(AIM OF THE TASK):
Write out every line below that includes the word "Slope".

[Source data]
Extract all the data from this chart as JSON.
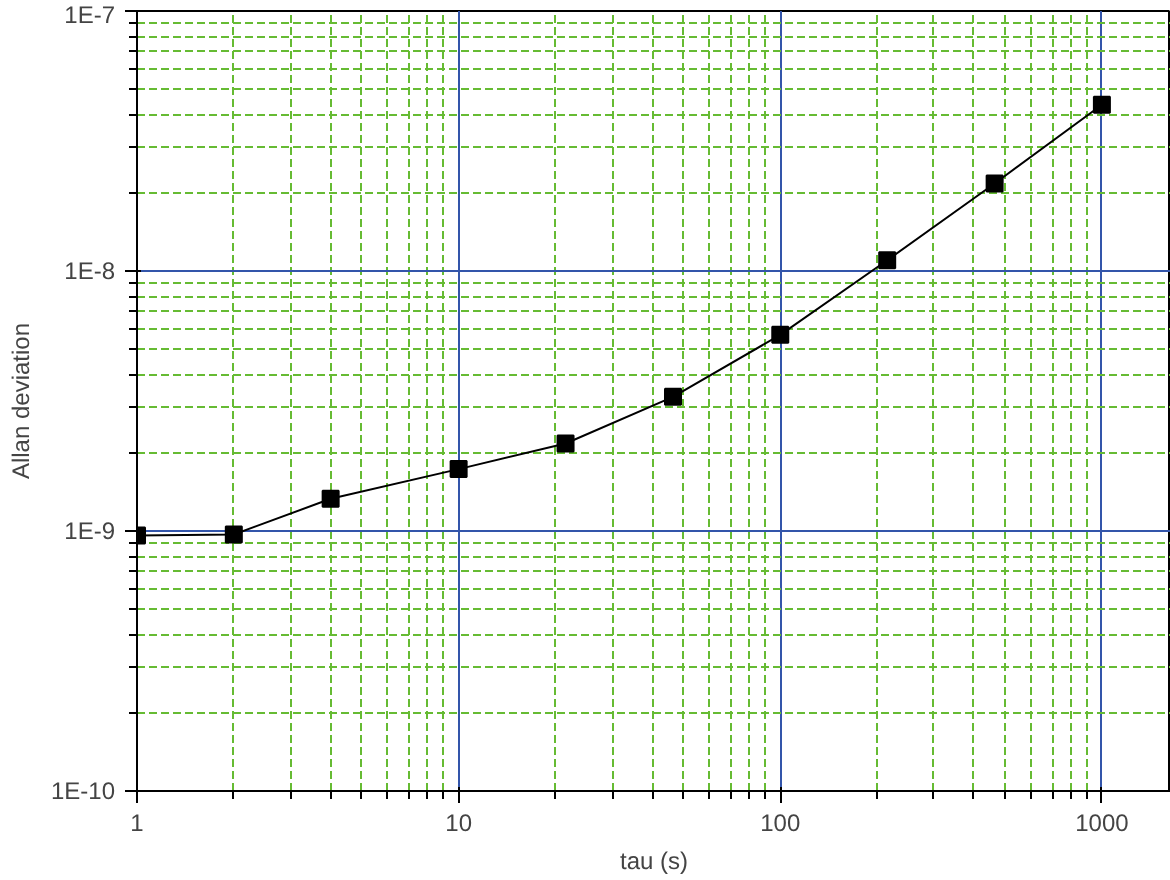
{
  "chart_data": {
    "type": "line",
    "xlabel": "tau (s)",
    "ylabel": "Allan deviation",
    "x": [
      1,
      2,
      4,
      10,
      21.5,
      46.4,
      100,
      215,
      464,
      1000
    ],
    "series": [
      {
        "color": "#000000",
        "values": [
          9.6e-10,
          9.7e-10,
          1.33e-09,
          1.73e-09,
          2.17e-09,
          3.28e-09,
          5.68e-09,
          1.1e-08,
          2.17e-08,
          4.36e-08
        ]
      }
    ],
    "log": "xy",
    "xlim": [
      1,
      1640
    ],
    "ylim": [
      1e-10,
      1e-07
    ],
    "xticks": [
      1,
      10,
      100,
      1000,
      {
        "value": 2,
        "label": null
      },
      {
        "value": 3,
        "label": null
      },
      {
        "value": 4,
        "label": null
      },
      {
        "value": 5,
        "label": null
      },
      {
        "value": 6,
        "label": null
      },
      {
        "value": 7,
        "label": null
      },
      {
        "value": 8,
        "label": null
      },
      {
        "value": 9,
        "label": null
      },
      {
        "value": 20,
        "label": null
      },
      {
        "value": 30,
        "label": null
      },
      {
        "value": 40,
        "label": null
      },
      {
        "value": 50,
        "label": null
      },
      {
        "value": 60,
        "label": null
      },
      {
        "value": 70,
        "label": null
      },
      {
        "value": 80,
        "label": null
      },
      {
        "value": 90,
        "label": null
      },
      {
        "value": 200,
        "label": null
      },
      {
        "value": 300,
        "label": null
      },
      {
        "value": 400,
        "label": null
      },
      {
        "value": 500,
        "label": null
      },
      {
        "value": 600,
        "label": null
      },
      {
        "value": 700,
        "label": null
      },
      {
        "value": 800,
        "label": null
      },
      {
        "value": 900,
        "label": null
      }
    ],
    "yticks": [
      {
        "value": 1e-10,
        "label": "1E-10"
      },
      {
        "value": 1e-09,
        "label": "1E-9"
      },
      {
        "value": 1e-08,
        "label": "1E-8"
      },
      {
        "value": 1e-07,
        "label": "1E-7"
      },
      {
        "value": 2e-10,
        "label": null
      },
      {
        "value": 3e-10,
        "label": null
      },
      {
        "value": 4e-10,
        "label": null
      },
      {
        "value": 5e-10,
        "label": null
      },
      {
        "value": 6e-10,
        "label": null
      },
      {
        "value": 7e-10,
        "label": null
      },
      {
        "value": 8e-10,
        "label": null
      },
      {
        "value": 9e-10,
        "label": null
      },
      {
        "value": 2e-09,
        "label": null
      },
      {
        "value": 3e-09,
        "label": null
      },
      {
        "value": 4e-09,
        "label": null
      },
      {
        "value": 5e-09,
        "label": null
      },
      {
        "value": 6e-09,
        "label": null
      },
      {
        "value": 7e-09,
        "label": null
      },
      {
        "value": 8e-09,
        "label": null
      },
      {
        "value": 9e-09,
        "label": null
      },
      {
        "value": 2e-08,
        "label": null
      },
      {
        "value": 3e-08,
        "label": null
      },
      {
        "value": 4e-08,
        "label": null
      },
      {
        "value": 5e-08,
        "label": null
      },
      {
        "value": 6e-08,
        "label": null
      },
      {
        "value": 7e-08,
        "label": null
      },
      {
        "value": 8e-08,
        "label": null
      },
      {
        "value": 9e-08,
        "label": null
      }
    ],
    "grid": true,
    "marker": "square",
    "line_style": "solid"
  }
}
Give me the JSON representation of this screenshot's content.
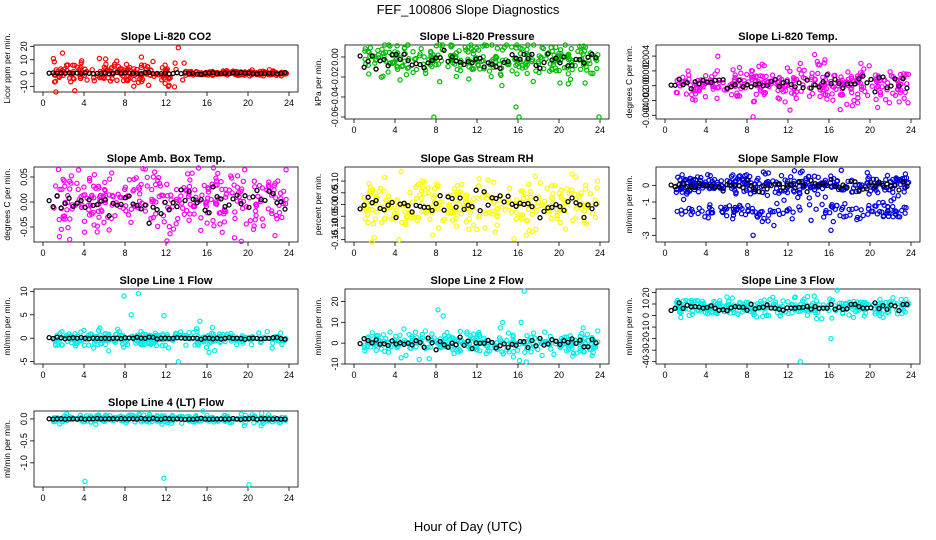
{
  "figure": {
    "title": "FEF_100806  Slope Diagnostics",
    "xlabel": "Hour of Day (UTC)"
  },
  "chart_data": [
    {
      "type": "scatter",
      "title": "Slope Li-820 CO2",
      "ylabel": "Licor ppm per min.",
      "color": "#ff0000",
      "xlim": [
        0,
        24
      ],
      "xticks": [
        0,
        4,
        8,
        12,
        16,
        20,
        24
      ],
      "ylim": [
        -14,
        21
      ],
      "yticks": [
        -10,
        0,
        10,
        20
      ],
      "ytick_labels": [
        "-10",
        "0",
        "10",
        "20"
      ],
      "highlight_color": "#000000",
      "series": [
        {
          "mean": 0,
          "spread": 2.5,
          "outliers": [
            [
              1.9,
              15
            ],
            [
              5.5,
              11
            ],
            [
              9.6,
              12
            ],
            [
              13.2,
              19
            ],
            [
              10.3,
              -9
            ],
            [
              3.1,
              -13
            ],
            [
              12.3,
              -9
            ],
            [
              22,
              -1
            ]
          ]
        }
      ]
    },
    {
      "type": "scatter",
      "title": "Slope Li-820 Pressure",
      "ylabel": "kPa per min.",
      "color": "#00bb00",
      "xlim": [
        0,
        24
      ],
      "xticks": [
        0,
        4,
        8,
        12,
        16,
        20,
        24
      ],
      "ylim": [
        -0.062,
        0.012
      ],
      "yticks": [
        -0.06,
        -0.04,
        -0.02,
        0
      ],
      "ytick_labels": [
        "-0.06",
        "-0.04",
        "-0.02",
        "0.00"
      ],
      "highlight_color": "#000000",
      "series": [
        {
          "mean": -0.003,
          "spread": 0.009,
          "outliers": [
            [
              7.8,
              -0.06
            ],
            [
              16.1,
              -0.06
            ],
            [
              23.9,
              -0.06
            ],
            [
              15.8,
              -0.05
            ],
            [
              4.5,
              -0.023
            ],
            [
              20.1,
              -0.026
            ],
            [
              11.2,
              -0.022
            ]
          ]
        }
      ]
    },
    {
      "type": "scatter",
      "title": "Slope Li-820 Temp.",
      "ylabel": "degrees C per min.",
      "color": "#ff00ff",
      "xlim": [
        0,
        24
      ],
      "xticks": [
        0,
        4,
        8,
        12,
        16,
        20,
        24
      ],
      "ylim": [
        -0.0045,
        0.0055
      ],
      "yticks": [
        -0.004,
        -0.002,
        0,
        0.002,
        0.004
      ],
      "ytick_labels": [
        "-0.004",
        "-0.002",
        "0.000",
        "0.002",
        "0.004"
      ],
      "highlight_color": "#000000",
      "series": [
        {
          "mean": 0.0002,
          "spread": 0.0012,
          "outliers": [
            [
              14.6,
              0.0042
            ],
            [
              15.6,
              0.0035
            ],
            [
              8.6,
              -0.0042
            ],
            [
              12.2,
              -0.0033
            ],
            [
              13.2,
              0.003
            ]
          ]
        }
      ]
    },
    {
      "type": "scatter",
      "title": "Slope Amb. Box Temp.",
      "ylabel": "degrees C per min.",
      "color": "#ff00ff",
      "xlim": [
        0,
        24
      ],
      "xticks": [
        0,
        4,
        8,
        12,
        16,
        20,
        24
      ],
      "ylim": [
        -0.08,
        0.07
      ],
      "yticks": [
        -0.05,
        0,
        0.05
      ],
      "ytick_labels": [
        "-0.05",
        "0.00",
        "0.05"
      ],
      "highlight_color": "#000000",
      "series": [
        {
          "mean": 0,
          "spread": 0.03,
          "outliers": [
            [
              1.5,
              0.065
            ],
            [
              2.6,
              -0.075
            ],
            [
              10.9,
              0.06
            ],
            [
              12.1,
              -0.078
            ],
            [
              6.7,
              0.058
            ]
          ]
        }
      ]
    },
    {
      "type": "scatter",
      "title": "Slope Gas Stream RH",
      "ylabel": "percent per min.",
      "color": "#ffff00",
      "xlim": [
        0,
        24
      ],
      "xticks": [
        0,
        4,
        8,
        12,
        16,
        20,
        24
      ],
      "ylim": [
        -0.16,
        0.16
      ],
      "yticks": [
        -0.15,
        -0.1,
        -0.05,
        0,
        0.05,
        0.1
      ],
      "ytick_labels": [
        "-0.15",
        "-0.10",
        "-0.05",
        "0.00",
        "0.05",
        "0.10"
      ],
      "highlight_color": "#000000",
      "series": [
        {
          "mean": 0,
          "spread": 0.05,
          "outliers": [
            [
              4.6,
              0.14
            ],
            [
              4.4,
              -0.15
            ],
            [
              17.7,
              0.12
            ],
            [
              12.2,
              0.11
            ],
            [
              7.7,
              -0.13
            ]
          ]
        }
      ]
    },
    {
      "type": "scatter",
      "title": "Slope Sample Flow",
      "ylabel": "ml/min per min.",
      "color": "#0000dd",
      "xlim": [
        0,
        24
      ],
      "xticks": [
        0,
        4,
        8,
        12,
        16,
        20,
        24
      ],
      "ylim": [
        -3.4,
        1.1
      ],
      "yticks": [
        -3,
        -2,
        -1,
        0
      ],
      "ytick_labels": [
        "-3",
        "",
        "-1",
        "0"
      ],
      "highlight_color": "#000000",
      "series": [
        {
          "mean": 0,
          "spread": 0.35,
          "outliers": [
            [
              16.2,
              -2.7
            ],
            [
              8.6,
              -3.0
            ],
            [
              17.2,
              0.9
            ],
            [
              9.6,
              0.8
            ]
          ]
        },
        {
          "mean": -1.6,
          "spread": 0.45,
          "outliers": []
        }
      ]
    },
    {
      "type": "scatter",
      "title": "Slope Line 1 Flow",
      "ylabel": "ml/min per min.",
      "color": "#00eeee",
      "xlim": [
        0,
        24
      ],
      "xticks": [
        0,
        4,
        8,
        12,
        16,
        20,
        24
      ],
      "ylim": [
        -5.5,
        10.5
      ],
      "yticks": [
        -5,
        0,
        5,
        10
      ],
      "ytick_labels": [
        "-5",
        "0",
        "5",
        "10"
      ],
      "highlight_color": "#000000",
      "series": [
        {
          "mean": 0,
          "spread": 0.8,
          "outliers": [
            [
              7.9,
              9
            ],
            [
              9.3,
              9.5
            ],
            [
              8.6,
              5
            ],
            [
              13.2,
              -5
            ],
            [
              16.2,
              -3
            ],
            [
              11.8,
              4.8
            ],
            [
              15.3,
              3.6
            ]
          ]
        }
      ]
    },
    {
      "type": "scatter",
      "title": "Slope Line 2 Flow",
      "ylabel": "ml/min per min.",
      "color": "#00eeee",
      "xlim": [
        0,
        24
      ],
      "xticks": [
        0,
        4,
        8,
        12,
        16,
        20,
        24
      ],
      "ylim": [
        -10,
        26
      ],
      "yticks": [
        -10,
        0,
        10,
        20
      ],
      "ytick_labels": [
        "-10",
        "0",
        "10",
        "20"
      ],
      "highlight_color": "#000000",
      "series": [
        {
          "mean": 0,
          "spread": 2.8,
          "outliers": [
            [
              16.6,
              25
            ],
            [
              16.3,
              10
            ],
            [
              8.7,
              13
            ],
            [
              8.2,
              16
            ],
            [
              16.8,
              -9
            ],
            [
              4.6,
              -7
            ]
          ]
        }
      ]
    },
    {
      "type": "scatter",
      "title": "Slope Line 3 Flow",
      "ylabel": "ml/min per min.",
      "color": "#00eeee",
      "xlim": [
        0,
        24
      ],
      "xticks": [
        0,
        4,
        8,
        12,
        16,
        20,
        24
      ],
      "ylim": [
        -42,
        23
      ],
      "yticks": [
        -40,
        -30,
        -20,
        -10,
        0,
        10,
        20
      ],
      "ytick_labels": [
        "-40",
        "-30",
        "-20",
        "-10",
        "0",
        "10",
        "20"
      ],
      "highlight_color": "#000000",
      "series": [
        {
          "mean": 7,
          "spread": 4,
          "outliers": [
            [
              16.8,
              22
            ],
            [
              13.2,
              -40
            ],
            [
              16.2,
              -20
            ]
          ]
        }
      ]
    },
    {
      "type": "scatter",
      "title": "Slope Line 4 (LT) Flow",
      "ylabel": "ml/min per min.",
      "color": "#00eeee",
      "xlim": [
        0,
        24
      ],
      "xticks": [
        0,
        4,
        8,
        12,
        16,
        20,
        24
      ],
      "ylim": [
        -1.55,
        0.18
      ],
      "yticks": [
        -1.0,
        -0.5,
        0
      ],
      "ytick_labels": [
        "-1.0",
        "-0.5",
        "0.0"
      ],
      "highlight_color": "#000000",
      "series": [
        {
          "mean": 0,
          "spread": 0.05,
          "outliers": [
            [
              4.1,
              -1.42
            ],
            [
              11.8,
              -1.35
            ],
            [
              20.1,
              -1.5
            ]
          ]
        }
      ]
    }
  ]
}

(WORKED ANSWER):
    "title": "FEF_100806  Slope Diagnostics",
      "title": "Slope Li-820 CO2",
      "title": "Slope Li-820 Pressure",
      "title": "Slope Li-820 Temp.",
      "title": "Slope Amb. Box Temp.",
      "title": "Slope Gas Stream RH",
      "title": "Slope Sample Flow",
      "title": "Slope Line 1 Flow",
      "title": "Slope Line 2 Flow",
      "title": "Slope Line 3 Flow",
      "title": "Slope Line 4 (LT) Flow",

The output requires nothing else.